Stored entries
►

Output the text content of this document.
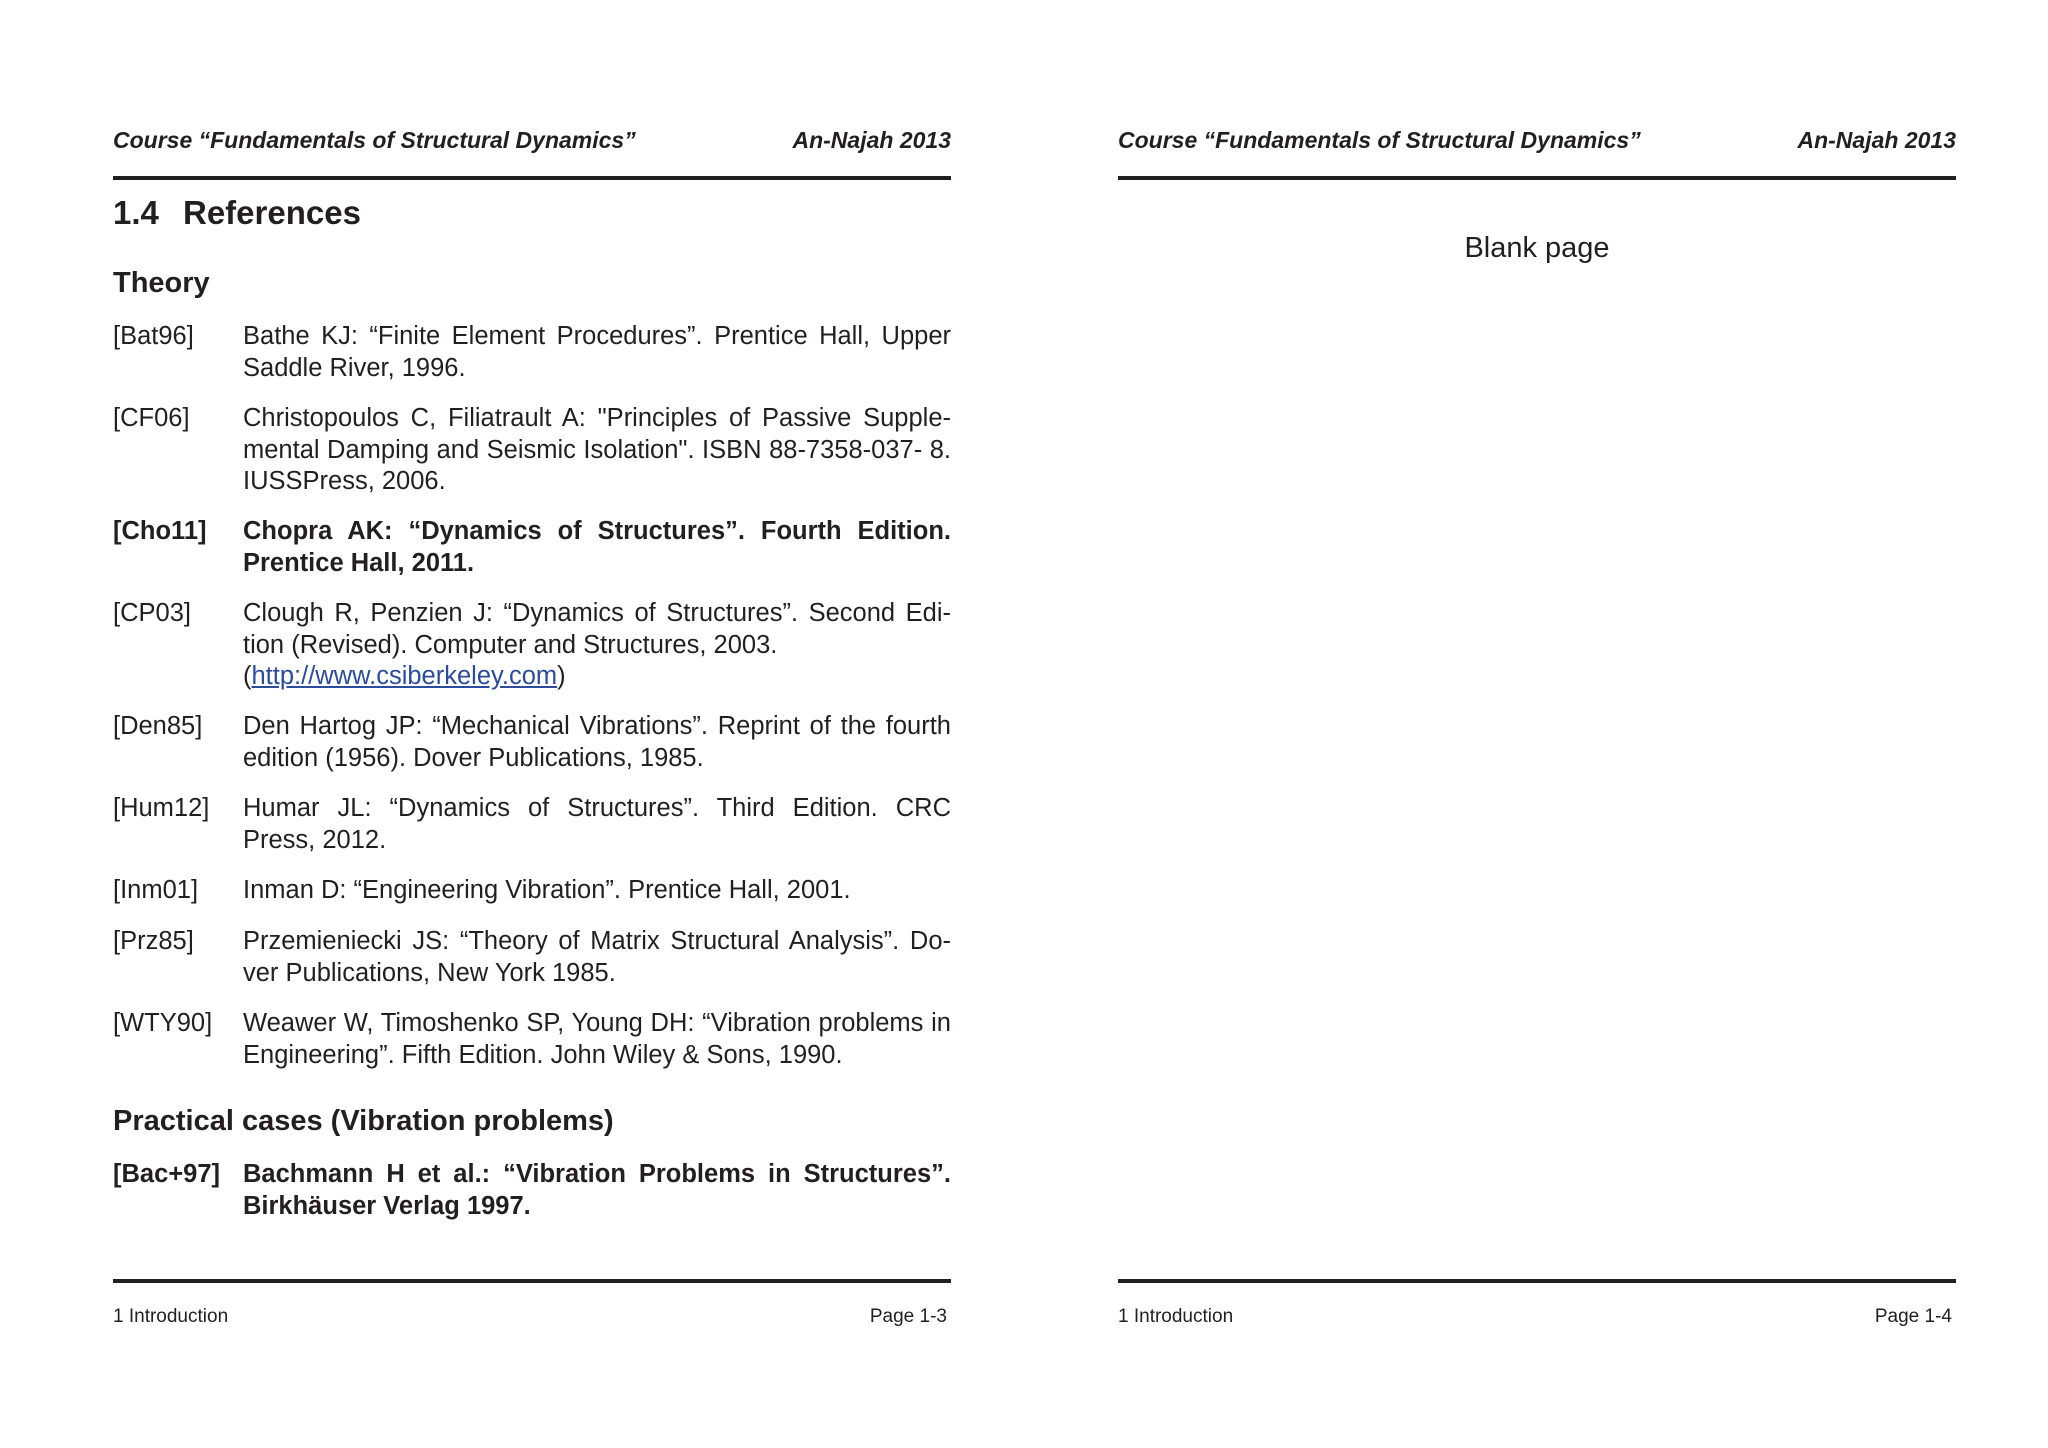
Course “Fundamentals of Structural Dynamics”	An-Najah 2013
1.4 References
Theory
[Bat96] Bathe KJ: “Finite Element Procedures”. Prentice Hall, Upper Saddle River, 1996.
[CF06] Christopoulos C, Filiatrault A: "Principles of Passive Supple- mental Damping and Seismic Isolation". ISBN 88-7358-037- 8. IUSSPress, 2006.
[Cho11] Chopra AK: “Dynamics of Structures”. Fourth Edition. Prentice Hall, 2011.
[CP03] Clough R, Penzien J: “Dynamics of Structures”. Second Edi- tion (Revised). Computer and Structures, 2003.
(http://www.csiberkeley.com)
[Den85] Den Hartog JP: “Mechanical Vibrations”. Reprint of the fourth edition (1956). Dover Publications, 1985.
[Hum12] Humar JL: “Dynamics of Structures”. Third Edition. CRC Press, 2012.
[Inm01] Inman D: “Engineering Vibration”. Prentice Hall, 2001.
[Prz85] Przemieniecki JS: “Theory of Matrix Structural Analysis”. Do- ver Publications, New York 1985.
[WTY90] Weawer W, Timoshenko SP, Young DH: “Vibration problems in Engineering”. Fifth Edition. John Wiley & Sons, 1990.
Practical cases (Vibration problems)
[Bac+97] Bachmann H et al.: “Vibration Problems in Structures”. Birkhäuser Verlag 1997.
1 Introduction	Page 1-3
Course “Fundamentals of Structural Dynamics”	An-Najah 2013
Blank page
1 Introduction	Page 1-4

◄

Task to complete — Locate the lines above that contain "Publications" and copy them.

Exercise solution —
[Den85] Den Hartog JP: “Mechanical Vibrations”. Reprint of the fourth edition (1956). Dover Publications, 1985.
[Prz85] Przemieniecki JS: “Theory of Matrix Structural Analysis”. Do- ver Publications, New York 1985.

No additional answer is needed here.